+++ Selected text +++
Incredibly, the world, outside of China and Russia, seems to have lost the ability to build nuclear plants. It is as though talent and institutional knowledge have disappeared. Those under construction are running many times over their projected costs and a decade or more behind schedule. They represent a systemic industrial failure, whether it is Plant Vogtle in Georgia, Flamanville-3 in France (which gets 70 percent of its electricity from nuclear; we get 19 percent), or Olkiluoto 3 in Finland.

At the heart of these failures — complex and far-reaching — is a failure of welds and a shortage of welders.

As a first step, the United States, in conjunction with the nuclear manufacturing industry, needs to find out what it is that we have lost in expertise and how to recapture it. We built more than 100 reactors in the 1960s and 1970s. There were some delays back then, but they were nothing like the catastrophic ones of today. Particularly, examining what has gone wrong with nuclear building needs to concentrate on welding. Is this an old trade that needs updating? Can we fix some of the human error that has plagued big industrial welding, from nuclear plants to new ships, through automation and AI?
+++
Continue the passage above about nuclear plant construction and welding, starting right after its final sentence.
+++ Extracted material +++
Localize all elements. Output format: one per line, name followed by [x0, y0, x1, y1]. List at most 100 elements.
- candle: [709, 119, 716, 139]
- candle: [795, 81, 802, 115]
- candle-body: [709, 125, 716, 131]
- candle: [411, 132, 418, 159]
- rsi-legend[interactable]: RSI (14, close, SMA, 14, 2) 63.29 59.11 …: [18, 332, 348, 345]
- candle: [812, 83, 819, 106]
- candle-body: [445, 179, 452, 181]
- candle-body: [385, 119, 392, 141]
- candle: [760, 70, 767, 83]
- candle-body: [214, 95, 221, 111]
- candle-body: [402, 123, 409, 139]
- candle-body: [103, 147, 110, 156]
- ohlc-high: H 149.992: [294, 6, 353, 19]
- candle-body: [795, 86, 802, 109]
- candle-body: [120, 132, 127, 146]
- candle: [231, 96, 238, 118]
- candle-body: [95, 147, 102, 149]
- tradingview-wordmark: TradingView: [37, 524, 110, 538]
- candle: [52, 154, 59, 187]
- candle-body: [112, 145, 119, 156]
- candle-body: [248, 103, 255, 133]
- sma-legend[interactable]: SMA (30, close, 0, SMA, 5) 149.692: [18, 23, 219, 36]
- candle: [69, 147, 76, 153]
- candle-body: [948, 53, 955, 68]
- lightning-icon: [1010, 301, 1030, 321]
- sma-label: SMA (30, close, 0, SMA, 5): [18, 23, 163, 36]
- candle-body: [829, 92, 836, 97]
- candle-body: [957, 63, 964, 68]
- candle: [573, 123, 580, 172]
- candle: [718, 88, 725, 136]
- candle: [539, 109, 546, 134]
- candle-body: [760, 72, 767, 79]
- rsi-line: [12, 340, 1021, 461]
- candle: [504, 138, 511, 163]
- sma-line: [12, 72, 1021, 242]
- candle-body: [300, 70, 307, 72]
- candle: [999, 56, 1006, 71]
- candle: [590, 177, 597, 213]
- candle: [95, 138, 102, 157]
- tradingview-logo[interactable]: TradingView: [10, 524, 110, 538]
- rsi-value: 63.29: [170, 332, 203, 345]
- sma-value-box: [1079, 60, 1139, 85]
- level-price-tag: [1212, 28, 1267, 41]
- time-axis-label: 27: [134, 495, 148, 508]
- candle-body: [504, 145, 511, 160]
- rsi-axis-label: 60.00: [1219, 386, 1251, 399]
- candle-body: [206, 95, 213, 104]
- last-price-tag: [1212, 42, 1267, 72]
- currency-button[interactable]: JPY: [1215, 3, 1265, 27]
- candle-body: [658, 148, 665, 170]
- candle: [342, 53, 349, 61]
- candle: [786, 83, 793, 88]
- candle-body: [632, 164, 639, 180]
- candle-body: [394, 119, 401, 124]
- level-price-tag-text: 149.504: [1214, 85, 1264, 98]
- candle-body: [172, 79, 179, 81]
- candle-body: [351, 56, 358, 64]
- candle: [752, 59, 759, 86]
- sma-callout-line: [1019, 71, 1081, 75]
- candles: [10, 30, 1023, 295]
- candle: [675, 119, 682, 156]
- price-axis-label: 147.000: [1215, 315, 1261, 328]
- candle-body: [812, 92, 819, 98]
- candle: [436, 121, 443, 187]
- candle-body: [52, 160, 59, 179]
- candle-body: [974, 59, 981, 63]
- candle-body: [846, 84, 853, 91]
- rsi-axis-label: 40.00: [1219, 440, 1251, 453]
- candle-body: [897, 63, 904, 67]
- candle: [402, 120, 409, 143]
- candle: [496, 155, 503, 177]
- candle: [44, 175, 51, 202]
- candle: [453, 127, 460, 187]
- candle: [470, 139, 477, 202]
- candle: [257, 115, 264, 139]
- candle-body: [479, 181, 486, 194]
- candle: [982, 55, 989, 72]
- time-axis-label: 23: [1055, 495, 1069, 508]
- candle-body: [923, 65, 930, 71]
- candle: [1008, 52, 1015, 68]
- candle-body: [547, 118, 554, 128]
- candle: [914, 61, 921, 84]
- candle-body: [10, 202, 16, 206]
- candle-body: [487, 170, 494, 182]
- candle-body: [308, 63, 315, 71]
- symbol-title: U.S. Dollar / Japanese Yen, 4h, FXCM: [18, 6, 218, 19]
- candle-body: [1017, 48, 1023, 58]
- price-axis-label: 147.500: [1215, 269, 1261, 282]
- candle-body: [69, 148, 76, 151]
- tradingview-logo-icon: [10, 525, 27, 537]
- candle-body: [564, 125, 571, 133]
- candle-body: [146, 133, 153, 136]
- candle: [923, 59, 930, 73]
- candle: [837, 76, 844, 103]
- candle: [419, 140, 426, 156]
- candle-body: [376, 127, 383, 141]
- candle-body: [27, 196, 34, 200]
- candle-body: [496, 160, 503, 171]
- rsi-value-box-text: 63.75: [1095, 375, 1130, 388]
+++
■ **Response to this task**:
Not since the 1960s, I am told by nuclear lobbyists, has the public policy apparatus been so aligned to favor nuclear. One of these lobbyists said, “Both houses of Congress are on board, the administration is on board, the regulatory agencies are on board, and public acceptance is greater than it has been in years. But the industry is on its back.”

The issue, to my mind, is not whether we can relearn how to do what we used to do but that there is no mechanism for the utilities to buy and build nuclear plants, whether they are the new generation of small modular reactors now under development or updated, large (about 1,000 megawatts), more traditional light water reactors. No utility can take the risk in the deregulated world. It is too much to ask.

The nation needs a coherent plan whereby a new generation of nuclear power can be built quickly. It has been done in the past, and it can be done again.

I would suggest — as I have suggested over many years — that nuclear needs government safety oversight, proliferation safeguards and approval that a tranche of reactors be built on government sites, financed by the government and sold to commercial consortia to operate. These needn’t necessarily be utility companies. Wind and solar are being developed by merchant companies in many cases.

There is a national climate crisis, and a national electricity crisis is building. Utilities are having to produce more electricity while giving up coal and gas to do it. Nuclear is the strong third leg of the future electricity stool.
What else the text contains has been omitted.